*EXERCISE DESCRIPTION:* From the entries below, list each line with "this".

====== RECORDS SHOWN ======

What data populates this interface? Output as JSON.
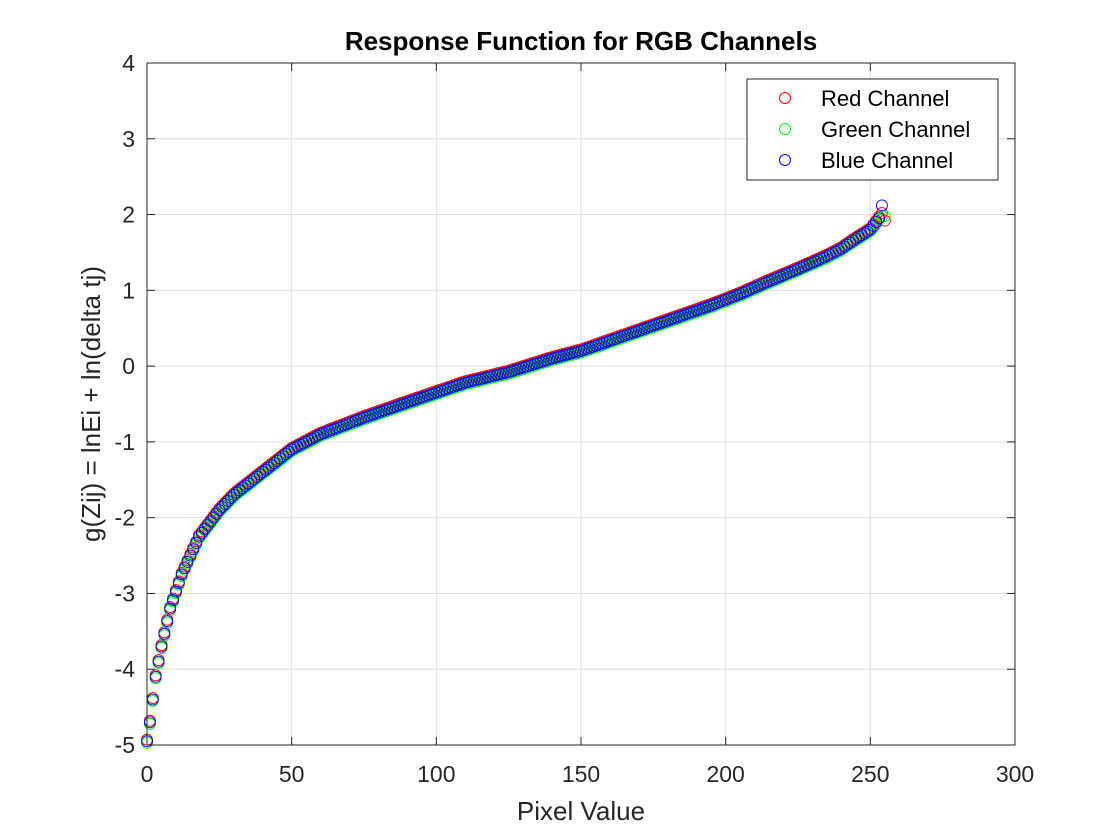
{
  "chart_data": {
    "type": "scatter",
    "title": "Response Function for RGB Channels",
    "xlabel": "Pixel Value",
    "ylabel": "g(Zij) = lnEi + ln(delta tj)",
    "xlim": [
      0,
      300
    ],
    "ylim": [
      -5,
      4
    ],
    "xticks": [
      "0",
      "50",
      "100",
      "150",
      "200",
      "250",
      "300"
    ],
    "yticks": [
      "-5",
      "-4",
      "-3",
      "-2",
      "-1",
      "0",
      "1",
      "2",
      "3",
      "4"
    ],
    "grid": true,
    "legend_position": "top-right",
    "marker": "open-circle",
    "curve_anchors": {
      "x": [
        0,
        1,
        2,
        3,
        5,
        8,
        12,
        18,
        25,
        30,
        40,
        50,
        60,
        75,
        90,
        100,
        110,
        125,
        140,
        150,
        165,
        180,
        195,
        205,
        215,
        225,
        235,
        240,
        245,
        250,
        252,
        254
      ],
      "y": [
        -4.95,
        -4.7,
        -4.4,
        -4.1,
        -3.7,
        -3.2,
        -2.75,
        -2.25,
        -1.9,
        -1.7,
        -1.4,
        -1.1,
        -0.9,
        -0.68,
        -0.48,
        -0.35,
        -0.22,
        -0.08,
        0.1,
        0.2,
        0.4,
        0.6,
        0.8,
        0.95,
        1.12,
        1.28,
        1.45,
        1.55,
        1.68,
        1.8,
        1.9,
        2.0
      ]
    },
    "series": [
      {
        "name": "Red Channel",
        "color": "#ff0000",
        "x_range": [
          0,
          255
        ],
        "offset": 0.02,
        "end_value": 1.92
      },
      {
        "name": "Green Channel",
        "color": "#00ff00",
        "x_range": [
          0,
          255
        ],
        "offset": -0.02,
        "end_value": 1.98
      },
      {
        "name": "Blue Channel",
        "color": "#0000ff",
        "x_range": [
          0,
          254
        ],
        "offset": 0.0,
        "end_value": 2.12
      }
    ]
  }
}
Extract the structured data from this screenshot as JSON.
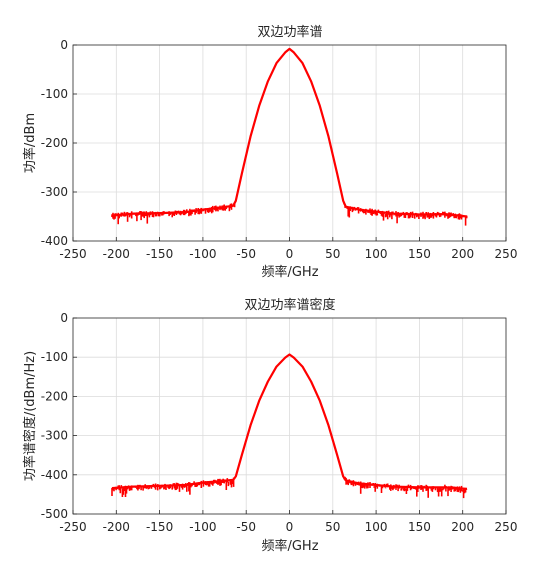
{
  "chart_data": [
    {
      "type": "line",
      "title": "双边功率谱",
      "xlabel": "频率/GHz",
      "ylabel": "功率/dBm",
      "xlim": [
        -250,
        250
      ],
      "ylim": [
        -400,
        0
      ],
      "xticks": [
        -250,
        -200,
        -150,
        -100,
        -50,
        0,
        50,
        100,
        150,
        200,
        250
      ],
      "yticks": [
        -400,
        -300,
        -200,
        -100,
        0
      ],
      "grid": true,
      "series_color": "#ff0000",
      "noise_floor": -345,
      "series": [
        {
          "x": [
            -205,
            -180,
            -150,
            -120,
            -100,
            -80,
            -65,
            -62,
            -55,
            -45,
            -35,
            -25,
            -15,
            -5,
            0,
            5,
            15,
            25,
            35,
            45,
            55,
            62,
            65,
            80,
            100,
            120,
            150,
            180,
            205
          ],
          "y": [
            -348,
            -344,
            -343,
            -341,
            -336,
            -332,
            -328,
            -318,
            -262,
            -187,
            -124,
            -74,
            -37,
            -15,
            -8,
            -15,
            -37,
            -74,
            -124,
            -187,
            -262,
            -318,
            -330,
            -336,
            -340,
            -344,
            -346,
            -345,
            -350
          ]
        }
      ]
    },
    {
      "type": "line",
      "title": "双边功率谱密度",
      "xlabel": "频率/GHz",
      "ylabel": "功率谱密度/(dBm/Hz)",
      "xlim": [
        -250,
        250
      ],
      "ylim": [
        -500,
        0
      ],
      "xticks": [
        -250,
        -200,
        -150,
        -100,
        -50,
        0,
        50,
        100,
        150,
        200,
        250
      ],
      "yticks": [
        -500,
        -400,
        -300,
        -200,
        -100,
        0
      ],
      "grid": true,
      "series_color": "#ff0000",
      "noise_floor": -432,
      "series": [
        {
          "x": [
            -205,
            -180,
            -150,
            -120,
            -100,
            -80,
            -65,
            -62,
            -55,
            -45,
            -35,
            -25,
            -15,
            -5,
            0,
            5,
            15,
            25,
            35,
            45,
            55,
            62,
            65,
            80,
            100,
            120,
            150,
            180,
            205
          ],
          "y": [
            -434,
            -430,
            -428,
            -426,
            -420,
            -416,
            -413,
            -404,
            -349,
            -274,
            -211,
            -162,
            -124,
            -101,
            -93,
            -101,
            -124,
            -162,
            -211,
            -274,
            -349,
            -404,
            -414,
            -422,
            -426,
            -430,
            -432,
            -432,
            -436
          ]
        }
      ]
    }
  ]
}
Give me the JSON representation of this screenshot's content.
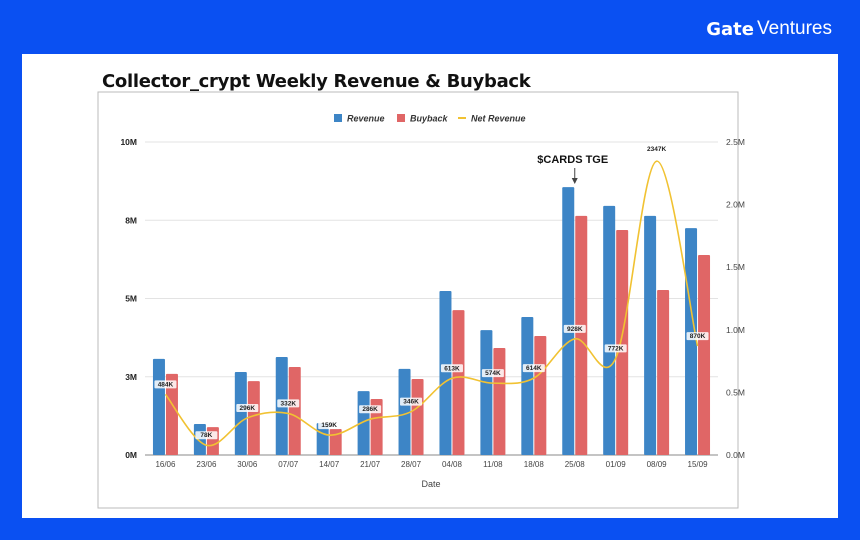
{
  "brand": {
    "name": "Gate",
    "suffix": "Ventures"
  },
  "page_title": "Collector_crypt Weekly Revenue & Buyback",
  "colors": {
    "background": "#0a50f2",
    "revenue": "#3d85c6",
    "buyback": "#e06666",
    "net_revenue": "#f1c232"
  },
  "chart_data": {
    "type": "bar",
    "title": "",
    "xlabel": "Date",
    "ylabel": "",
    "legend_position": "top",
    "grid": true,
    "categories": [
      "16/06",
      "23/06",
      "30/06",
      "07/07",
      "14/07",
      "21/07",
      "28/07",
      "04/08",
      "11/08",
      "18/08",
      "25/08",
      "01/09",
      "08/09",
      "15/09"
    ],
    "left_axis": {
      "ylim": [
        0,
        10000000
      ],
      "ticks": [
        0,
        2500000,
        5000000,
        7500000,
        10000000
      ],
      "tick_labels": [
        "0M",
        "3M",
        "5M",
        "8M",
        "10M"
      ]
    },
    "right_axis": {
      "ylim": [
        0,
        2500000
      ],
      "ticks": [
        0,
        500000,
        1000000,
        1500000,
        2000000,
        2500000
      ],
      "tick_labels": [
        "0.0M",
        "0.5M",
        "1.0M",
        "1.5M",
        "2.0M",
        "2.5M"
      ]
    },
    "series": [
      {
        "name": "Revenue",
        "type": "bar",
        "axis": "left",
        "values": [
          3070000,
          990000,
          2650000,
          3130000,
          1020000,
          2040000,
          2750000,
          5240000,
          3990000,
          4410000,
          8560000,
          7960000,
          7640000,
          7250000
        ]
      },
      {
        "name": "Buyback",
        "type": "bar",
        "axis": "left",
        "values": [
          2590000,
          890000,
          2360000,
          2810000,
          830000,
          1790000,
          2430000,
          4630000,
          3420000,
          3800000,
          7640000,
          7190000,
          5270000,
          6390000
        ]
      },
      {
        "name": "Net Revenue",
        "type": "line",
        "axis": "right",
        "values": [
          484000,
          78000,
          296000,
          332000,
          159000,
          286000,
          346000,
          613000,
          574000,
          614000,
          928000,
          772000,
          2347000,
          870000
        ],
        "data_labels": [
          "484K",
          "78K",
          "296K",
          "332K",
          "159K",
          "286K",
          "346K",
          "613K",
          "574K",
          "614K",
          "928K",
          "772K",
          "2347K",
          "870K"
        ]
      }
    ],
    "annotations": [
      {
        "text": "$CARDS TGE",
        "category": "25/08"
      }
    ]
  }
}
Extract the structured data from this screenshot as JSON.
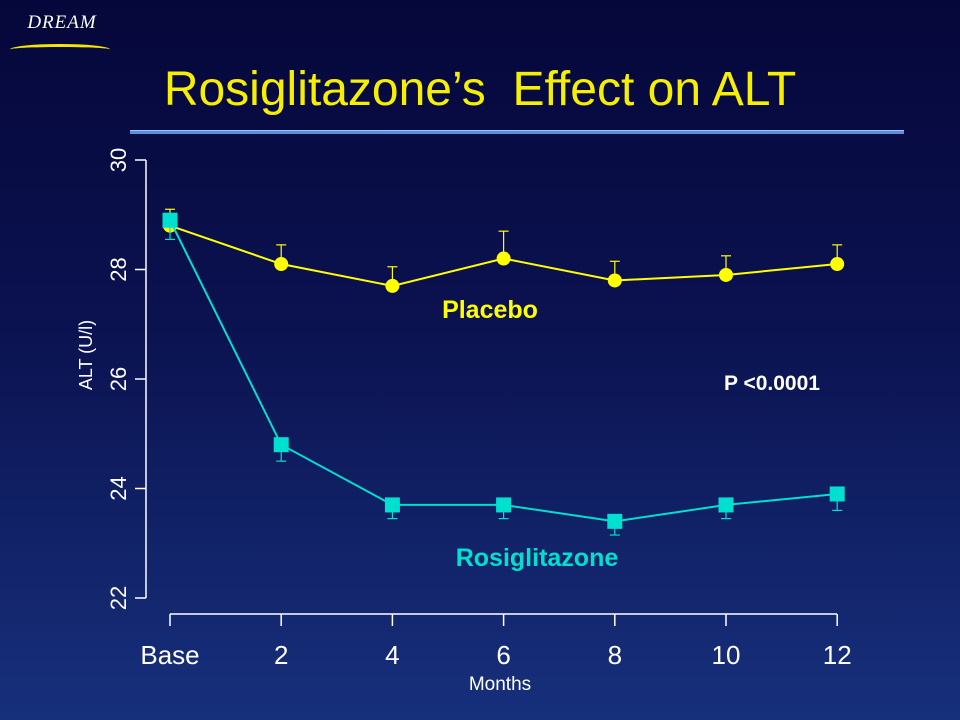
{
  "brand": {
    "text": "DREAM"
  },
  "slide": {
    "title": "Rosiglitazone’s  Effect on ALT"
  },
  "chart_data": {
    "type": "line",
    "categories": [
      "Base",
      "2",
      "4",
      "6",
      "8",
      "10",
      "12"
    ],
    "xlabel": "Months",
    "ylabel": "ALT (U/l)",
    "ylim": [
      22,
      30
    ],
    "yticks": [
      "22",
      "24",
      "26",
      "28",
      "30"
    ],
    "grid": false,
    "series": [
      {
        "name": "Placebo",
        "color": "#ffff00",
        "marker": "circle",
        "values": [
          28.8,
          28.1,
          27.7,
          28.2,
          27.8,
          27.9,
          28.1
        ],
        "error_upper": [
          29.1,
          28.45,
          28.05,
          28.7,
          28.15,
          28.25,
          28.45
        ]
      },
      {
        "name": "Rosiglitazone",
        "color": "#00e0d0",
        "marker": "square",
        "values": [
          28.9,
          24.8,
          23.7,
          23.7,
          23.4,
          23.7,
          23.9
        ],
        "error_lower": [
          28.55,
          24.5,
          23.45,
          23.45,
          23.15,
          23.45,
          23.6
        ]
      }
    ],
    "annotations": [
      "P <0.0001"
    ]
  }
}
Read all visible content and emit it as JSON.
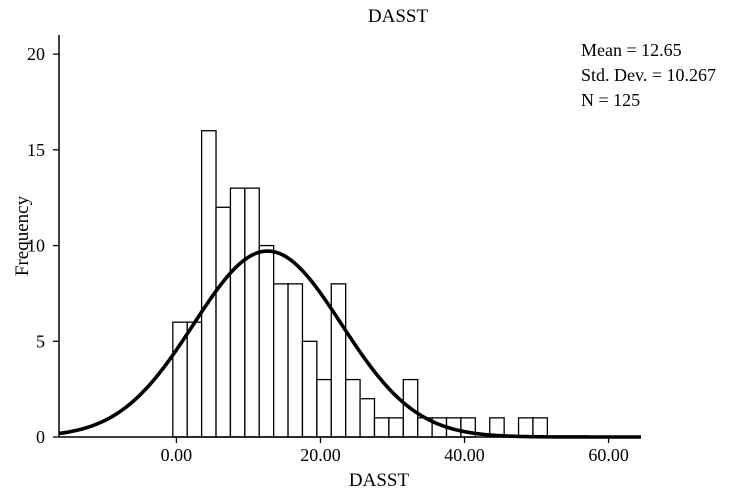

======

*EXERCISE OUTPUT:*
What data populates this interface? Output as JSON.
Extract the structured data from this screenshot as JSON.
Give me the JSON representation of this screenshot's content.
Extract the structured data from this screenshot as JSON.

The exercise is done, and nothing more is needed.